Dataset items
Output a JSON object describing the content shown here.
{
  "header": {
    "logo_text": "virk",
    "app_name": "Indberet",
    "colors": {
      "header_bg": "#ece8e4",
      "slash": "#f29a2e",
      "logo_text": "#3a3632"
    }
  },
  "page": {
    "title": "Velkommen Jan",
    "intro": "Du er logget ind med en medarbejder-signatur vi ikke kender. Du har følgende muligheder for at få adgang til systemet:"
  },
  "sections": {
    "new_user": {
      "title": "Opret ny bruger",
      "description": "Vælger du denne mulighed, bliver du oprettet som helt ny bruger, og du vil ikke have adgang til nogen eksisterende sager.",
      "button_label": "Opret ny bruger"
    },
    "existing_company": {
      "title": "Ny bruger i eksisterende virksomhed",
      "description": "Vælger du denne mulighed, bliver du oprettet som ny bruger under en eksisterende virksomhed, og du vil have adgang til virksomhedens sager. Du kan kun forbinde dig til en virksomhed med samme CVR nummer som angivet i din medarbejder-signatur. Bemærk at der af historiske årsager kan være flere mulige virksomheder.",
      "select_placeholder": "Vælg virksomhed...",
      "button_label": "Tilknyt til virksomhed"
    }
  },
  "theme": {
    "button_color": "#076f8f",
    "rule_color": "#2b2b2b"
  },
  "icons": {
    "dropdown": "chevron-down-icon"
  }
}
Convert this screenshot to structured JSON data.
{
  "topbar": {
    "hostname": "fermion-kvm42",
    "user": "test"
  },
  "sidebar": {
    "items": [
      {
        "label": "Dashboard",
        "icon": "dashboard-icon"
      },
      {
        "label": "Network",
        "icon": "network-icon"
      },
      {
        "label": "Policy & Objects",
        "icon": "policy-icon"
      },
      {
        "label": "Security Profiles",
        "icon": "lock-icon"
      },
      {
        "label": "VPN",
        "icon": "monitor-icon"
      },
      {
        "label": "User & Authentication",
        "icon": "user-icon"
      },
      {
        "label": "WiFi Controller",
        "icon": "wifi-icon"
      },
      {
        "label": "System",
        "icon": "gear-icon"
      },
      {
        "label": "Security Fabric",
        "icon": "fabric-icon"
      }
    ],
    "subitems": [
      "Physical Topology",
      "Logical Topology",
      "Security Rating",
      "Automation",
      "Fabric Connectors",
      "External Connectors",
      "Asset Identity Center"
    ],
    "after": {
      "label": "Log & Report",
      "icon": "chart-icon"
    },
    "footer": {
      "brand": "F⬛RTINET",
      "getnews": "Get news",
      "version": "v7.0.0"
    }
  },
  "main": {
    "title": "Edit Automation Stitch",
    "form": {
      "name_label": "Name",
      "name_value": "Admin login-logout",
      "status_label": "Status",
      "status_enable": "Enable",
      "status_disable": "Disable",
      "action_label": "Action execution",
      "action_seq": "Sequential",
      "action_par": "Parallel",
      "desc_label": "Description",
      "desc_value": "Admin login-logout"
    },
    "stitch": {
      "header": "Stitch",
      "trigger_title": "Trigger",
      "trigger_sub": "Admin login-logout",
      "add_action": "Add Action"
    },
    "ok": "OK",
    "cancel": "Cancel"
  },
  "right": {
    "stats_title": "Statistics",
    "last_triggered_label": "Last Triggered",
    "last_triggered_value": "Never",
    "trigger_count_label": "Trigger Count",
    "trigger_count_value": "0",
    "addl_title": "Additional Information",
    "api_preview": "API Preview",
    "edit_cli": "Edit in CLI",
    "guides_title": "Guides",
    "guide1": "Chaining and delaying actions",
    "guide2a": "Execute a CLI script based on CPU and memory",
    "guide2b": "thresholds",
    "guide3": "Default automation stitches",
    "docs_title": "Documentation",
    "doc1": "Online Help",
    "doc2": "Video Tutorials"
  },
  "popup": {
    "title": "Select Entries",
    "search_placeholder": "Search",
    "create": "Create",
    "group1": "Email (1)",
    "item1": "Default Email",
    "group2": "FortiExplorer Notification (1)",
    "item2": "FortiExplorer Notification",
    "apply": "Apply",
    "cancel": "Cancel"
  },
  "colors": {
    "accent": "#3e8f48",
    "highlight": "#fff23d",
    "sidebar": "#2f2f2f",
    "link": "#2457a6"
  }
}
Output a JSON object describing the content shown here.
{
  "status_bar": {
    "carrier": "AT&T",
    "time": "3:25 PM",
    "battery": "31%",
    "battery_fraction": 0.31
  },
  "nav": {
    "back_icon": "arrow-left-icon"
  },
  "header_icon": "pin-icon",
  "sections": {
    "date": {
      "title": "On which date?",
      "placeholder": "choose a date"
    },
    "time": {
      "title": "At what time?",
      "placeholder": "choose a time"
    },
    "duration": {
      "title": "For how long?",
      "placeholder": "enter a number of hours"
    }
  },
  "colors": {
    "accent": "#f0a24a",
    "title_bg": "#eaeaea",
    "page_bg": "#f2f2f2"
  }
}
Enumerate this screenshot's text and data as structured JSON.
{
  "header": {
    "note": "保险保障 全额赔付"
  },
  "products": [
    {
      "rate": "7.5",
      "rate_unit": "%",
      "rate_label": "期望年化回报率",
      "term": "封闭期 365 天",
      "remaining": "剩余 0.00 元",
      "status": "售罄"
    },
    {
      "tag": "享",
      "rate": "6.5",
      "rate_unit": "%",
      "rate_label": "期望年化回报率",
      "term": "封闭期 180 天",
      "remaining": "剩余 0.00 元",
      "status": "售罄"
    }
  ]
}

What is asked: Report how many lines in the records above contain the word "denne", giving only the number.

The response: 2